BEGIN DATA PROVIDED

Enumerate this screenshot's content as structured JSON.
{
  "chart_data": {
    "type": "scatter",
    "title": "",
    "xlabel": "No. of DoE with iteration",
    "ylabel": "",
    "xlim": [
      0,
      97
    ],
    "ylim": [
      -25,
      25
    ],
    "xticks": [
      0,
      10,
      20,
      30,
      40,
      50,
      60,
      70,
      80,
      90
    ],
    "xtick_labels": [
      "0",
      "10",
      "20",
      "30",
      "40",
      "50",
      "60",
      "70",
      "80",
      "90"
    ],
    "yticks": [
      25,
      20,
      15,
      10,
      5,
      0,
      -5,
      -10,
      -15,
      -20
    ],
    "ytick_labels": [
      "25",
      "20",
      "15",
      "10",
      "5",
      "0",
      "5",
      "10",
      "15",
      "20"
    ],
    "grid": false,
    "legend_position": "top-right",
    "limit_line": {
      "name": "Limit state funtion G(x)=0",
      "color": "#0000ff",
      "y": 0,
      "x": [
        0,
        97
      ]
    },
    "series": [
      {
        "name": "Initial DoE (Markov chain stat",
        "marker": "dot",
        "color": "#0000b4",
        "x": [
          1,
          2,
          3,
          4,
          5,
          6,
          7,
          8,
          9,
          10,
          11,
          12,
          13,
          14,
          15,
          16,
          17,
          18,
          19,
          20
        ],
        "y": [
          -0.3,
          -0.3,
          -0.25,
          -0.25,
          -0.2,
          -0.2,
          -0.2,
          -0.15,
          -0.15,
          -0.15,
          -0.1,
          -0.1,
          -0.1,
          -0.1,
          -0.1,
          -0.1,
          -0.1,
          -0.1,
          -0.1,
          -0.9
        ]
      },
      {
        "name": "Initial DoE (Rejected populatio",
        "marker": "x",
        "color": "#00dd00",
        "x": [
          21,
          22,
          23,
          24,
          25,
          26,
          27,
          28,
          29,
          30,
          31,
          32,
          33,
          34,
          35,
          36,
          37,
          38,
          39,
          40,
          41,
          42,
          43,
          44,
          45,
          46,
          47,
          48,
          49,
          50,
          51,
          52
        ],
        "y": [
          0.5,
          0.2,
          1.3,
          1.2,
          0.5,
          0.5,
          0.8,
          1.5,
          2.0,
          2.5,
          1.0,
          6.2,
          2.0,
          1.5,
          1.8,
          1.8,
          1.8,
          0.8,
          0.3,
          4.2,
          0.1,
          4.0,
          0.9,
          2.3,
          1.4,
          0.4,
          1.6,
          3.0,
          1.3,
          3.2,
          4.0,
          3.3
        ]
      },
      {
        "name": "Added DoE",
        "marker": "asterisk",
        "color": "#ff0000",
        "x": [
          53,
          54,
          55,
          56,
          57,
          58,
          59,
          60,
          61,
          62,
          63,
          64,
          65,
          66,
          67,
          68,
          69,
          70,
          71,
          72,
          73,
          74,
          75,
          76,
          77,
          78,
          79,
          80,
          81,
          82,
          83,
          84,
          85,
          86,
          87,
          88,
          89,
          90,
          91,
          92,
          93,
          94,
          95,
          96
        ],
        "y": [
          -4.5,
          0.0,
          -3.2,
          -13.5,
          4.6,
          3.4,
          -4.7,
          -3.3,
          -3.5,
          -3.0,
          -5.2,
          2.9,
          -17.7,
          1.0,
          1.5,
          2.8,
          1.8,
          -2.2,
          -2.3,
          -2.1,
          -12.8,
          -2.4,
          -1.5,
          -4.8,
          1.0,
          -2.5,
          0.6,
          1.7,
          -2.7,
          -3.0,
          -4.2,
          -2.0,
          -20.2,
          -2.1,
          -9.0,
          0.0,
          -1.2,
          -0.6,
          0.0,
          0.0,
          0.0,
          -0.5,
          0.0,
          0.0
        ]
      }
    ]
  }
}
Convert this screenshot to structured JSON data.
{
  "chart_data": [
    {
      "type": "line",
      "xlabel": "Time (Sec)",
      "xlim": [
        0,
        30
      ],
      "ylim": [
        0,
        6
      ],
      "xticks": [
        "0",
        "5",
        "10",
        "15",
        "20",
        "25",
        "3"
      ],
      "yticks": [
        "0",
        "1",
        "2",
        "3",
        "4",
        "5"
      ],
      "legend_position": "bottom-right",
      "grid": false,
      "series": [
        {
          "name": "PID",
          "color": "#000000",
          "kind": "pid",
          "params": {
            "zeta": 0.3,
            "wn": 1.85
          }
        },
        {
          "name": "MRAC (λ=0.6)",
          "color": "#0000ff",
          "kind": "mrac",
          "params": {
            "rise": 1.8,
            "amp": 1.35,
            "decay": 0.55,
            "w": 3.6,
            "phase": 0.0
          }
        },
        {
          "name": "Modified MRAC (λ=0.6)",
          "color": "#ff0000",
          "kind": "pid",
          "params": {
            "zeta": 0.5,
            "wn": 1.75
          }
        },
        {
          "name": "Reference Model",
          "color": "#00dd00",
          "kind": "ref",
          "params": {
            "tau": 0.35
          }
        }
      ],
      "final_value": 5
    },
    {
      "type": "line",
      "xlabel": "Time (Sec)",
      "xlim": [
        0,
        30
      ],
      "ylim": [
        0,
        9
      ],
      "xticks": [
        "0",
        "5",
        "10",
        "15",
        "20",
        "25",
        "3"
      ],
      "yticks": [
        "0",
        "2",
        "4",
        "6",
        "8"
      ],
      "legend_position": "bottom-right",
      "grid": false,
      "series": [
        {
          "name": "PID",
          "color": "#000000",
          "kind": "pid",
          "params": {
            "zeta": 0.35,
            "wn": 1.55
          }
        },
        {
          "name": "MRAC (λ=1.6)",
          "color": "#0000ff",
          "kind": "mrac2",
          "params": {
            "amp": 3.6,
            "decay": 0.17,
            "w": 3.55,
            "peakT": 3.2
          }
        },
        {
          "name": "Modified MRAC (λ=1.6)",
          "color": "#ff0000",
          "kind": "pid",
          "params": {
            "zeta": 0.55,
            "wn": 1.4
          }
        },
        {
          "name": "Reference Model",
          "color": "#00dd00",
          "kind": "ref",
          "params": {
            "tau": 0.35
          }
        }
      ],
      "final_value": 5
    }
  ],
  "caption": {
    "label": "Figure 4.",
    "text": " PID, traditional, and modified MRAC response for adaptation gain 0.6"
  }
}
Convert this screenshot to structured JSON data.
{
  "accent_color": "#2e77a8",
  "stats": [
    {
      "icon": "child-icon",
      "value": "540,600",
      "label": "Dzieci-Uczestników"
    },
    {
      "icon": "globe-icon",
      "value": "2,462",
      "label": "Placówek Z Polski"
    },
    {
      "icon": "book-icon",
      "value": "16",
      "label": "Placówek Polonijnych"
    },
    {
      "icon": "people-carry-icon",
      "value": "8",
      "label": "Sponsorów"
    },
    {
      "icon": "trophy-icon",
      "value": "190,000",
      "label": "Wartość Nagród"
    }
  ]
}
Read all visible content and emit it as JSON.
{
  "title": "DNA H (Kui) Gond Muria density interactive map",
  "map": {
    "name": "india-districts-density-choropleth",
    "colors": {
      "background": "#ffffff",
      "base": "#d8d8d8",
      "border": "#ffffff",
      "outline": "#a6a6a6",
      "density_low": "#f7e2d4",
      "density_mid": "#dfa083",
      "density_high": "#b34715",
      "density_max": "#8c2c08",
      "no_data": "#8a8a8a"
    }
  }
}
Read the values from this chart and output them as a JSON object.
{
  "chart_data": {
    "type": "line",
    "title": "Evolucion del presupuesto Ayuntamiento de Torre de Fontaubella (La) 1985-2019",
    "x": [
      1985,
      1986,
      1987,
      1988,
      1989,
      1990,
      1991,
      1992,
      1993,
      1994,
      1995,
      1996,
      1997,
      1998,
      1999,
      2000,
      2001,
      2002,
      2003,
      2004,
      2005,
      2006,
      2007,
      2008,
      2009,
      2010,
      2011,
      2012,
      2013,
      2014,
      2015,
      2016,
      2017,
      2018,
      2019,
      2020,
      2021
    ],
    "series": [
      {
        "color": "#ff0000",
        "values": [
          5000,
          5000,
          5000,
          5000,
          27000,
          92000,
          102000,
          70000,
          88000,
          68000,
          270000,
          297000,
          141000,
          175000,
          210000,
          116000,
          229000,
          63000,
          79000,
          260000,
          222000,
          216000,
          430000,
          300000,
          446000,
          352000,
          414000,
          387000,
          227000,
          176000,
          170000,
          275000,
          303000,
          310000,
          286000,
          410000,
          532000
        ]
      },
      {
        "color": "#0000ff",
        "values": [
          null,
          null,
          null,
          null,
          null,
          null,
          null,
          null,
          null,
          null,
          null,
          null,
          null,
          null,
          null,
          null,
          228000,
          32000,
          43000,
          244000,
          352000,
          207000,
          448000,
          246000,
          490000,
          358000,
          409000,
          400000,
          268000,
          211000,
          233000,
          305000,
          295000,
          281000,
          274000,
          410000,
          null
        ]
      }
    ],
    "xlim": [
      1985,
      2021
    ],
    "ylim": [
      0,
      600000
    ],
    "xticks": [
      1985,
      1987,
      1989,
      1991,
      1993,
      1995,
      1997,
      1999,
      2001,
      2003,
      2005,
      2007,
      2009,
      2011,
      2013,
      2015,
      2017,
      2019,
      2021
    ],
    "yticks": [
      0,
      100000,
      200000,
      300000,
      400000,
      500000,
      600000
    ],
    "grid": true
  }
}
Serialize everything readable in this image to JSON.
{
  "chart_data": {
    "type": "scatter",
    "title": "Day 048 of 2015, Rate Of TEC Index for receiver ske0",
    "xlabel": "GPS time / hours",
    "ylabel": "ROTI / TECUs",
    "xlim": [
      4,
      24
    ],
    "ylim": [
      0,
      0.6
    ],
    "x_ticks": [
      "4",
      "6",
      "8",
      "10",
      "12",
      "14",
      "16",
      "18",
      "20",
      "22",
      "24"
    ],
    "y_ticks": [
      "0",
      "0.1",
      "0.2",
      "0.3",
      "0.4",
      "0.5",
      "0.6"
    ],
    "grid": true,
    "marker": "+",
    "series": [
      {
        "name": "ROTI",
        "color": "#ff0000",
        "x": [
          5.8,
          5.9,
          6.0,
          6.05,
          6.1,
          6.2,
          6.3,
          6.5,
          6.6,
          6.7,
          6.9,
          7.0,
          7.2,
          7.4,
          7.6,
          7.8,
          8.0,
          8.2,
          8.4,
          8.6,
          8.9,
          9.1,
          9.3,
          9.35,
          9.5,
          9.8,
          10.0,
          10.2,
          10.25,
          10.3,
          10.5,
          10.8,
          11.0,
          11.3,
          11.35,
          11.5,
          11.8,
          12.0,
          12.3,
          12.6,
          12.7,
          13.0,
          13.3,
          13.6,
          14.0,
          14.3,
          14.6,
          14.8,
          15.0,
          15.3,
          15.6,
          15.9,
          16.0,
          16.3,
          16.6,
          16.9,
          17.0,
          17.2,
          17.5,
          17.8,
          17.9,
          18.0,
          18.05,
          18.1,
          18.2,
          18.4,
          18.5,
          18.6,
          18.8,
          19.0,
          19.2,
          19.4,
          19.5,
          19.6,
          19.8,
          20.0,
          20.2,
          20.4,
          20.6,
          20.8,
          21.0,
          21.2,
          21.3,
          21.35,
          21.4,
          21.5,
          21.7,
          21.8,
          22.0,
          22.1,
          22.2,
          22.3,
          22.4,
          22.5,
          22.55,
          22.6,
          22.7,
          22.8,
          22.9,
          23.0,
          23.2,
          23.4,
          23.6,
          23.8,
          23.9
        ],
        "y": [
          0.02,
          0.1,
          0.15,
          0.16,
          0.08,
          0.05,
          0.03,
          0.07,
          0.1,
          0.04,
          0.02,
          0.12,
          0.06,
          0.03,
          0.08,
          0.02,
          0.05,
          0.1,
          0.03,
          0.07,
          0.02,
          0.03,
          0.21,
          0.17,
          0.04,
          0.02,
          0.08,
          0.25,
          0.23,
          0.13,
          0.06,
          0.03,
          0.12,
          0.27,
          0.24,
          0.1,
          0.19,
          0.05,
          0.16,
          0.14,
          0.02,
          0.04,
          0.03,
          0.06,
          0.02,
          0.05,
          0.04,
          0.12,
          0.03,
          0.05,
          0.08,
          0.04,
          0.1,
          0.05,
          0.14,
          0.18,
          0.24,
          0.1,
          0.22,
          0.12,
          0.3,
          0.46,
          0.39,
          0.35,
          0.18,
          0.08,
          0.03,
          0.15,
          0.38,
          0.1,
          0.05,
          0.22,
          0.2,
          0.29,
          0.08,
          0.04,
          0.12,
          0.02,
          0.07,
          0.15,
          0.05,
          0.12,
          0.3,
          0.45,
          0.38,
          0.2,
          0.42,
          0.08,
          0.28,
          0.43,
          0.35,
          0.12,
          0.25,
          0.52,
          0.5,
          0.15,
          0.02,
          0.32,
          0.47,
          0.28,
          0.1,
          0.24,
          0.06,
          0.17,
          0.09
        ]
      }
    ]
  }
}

END DATA PROVIDED

--- WHAT YOU WILL DO ---
From the data above, count the lines where "JSON" occurs and give that figure and nothing else.

--- FULL ANSWER ---
6